◆ **Фрагмент страницы**:
# # # # #

Львов под русской властью. 1914–1915
Шрифт:
4 августа по приказу наместничества была прекращена деятельность обществ “Народный Дом” и “Общество им. М. Качковского”. Для управления имуществом этих обществ были назначены правительственные комиссары.
Затем полиция приостановила деятельность следующих “москвофильских” обществ во Львове: “Русская Рада”, “Общество русских дам”, “Свято-Владимирское Общество”, “Союз русских дружин в Австрии”, “Русская дружина во Львове”, “Общество русских женщин “Жизнь”, “Кружок русских студентов-политехников” и “Друг”. Помещения всех названных обществ были опечатаны.
Далее последовали уже массовые аресты русских галичан как во Львове, так и в провинции. 8 августа цесарско-королевское наместничество направило старостам и директорам полиции циркуляр такого
«Президиум ц.к. Наместничества.
Львов, 8 августа 1914.
№ 18385/пр.
Руссофильская пропаганда.
Циркуляр.
Всем господам ц.к. старостам и ц.к. директорам полиции во Львове и Кракове.
Настоящие напряженные отношения между нашей монархией и Россией требуют энергичной борьбы с москвофильским движением, не скрывающим своих симпатий к России.
Так как сторонники и организации этого враждебного государству движения могут в серьезный момент пагубно повлиять на действия наших вооруженных сил, следует немедленно принять соответствующие меры, чтобы раздавить это движение всеми находящимися в распоряжении средствами. […]
О всех в этом деле наблюдениях и возможных мерах в каждом отдельном случае следует безотлагательно мне доносить.
За ц.к. Наместника
Гродзицкий».

# # # # #

◆ **Список записей**:

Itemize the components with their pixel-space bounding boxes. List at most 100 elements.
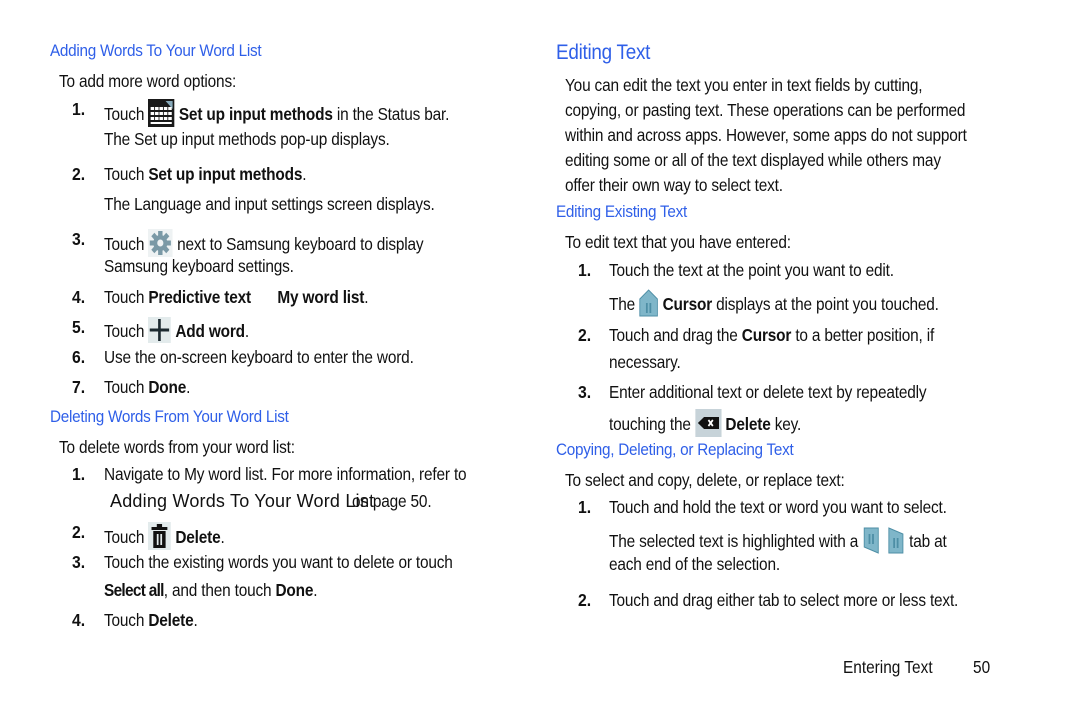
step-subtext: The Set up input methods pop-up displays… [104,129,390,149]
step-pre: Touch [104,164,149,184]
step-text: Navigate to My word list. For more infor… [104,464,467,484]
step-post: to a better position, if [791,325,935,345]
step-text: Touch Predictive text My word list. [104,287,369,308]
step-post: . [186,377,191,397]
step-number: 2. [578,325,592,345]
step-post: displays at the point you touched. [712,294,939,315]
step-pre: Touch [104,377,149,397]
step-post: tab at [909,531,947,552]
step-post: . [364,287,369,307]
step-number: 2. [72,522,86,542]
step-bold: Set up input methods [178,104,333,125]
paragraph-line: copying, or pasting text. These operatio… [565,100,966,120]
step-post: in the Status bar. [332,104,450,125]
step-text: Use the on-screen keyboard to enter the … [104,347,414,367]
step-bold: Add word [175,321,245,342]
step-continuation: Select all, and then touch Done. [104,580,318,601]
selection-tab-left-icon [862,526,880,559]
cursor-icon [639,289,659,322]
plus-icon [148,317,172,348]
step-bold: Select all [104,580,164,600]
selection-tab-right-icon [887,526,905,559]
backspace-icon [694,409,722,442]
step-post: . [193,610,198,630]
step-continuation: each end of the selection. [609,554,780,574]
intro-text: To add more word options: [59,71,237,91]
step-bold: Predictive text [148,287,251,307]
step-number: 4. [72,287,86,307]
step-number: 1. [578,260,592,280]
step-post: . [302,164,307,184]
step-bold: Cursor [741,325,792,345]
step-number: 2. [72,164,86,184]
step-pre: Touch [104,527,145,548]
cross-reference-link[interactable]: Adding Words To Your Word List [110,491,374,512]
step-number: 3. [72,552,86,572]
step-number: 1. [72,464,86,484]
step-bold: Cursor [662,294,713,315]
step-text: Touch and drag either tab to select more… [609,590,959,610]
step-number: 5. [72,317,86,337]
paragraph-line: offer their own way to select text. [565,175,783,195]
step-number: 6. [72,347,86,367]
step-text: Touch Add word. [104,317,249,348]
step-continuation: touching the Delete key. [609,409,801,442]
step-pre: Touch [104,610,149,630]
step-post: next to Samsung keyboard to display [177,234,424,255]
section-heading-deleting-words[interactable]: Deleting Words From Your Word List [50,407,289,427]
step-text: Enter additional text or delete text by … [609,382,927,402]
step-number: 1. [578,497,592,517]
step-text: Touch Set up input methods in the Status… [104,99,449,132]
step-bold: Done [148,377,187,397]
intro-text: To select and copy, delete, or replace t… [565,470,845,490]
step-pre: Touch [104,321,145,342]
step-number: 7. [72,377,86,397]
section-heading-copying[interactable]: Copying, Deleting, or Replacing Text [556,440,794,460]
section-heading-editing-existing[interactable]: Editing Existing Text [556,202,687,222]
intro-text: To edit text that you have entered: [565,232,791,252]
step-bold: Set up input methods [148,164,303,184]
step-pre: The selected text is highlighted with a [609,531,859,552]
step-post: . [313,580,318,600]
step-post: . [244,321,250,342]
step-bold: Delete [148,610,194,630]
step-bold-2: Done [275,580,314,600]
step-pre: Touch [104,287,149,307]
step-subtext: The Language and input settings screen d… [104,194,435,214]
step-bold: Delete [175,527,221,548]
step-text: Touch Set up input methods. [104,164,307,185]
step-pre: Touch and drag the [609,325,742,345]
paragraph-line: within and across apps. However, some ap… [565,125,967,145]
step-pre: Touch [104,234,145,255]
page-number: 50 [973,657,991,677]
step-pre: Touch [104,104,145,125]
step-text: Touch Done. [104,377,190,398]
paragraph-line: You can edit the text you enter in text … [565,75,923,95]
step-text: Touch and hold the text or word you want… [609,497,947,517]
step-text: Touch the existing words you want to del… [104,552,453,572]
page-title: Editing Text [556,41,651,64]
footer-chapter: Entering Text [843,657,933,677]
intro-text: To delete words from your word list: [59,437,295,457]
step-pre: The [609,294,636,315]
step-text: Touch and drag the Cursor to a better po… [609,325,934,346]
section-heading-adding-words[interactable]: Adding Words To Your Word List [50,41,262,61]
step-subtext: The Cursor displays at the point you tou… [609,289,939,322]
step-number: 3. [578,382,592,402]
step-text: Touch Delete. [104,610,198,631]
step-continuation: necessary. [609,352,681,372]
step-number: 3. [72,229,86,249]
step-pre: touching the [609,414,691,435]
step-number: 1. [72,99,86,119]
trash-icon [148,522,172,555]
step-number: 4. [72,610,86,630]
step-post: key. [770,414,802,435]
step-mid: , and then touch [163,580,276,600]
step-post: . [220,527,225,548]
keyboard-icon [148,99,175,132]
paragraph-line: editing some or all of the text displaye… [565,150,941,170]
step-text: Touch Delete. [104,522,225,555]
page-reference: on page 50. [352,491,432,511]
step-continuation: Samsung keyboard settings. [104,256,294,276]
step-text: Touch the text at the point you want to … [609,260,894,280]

# # # # #

◆ **Задания**:
**A)** Согласно фрагменту страницы, деятельность каких двух обществ была прекращена 4 августа по приказу наместничества?
**B)** Перепишите из фрагмента страницы без изменений всё, от слов «Затем полиция приостановила» и до слов «симпатий к России.» включительно.

◆ **Ответы**:
**A)** Деятельность обществ «Народный Дом» и «Общество им. М. Качковского».

**B)**
Затем полиция приостановила деятельность следующих “москвофильских” обществ во Львове: “Русская Рада”, “Общество русских дам”, “Свято-Владимирское Общество”, “Союз русских дружин в Австрии”, “Русская дружина во Львове”, “Общество русских женщин “Жизнь”, “Кружок русских студентов-политехников” и “Друг”. Помещения всех названных обществ были опечатаны.
Далее последовали уже массовые аресты русских галичан как во Львове, так и в провинции. 8 августа цесарско-королевское наместничество направило старостам и директорам полиции циркуляр такого
«Президиум ц.к. Наместничества.
Львов, 8 августа 1914.
№ 18385/пр.
Руссофильская пропаганда.
Циркуляр.
Всем господам ц.к. старостам и ц.к. директорам полиции во Львове и Кракове.
Настоящие напряженные отношения между нашей монархией и Россией требуют энергичной борьбы с москвофильским движением, не скрывающим своих симпатий к России.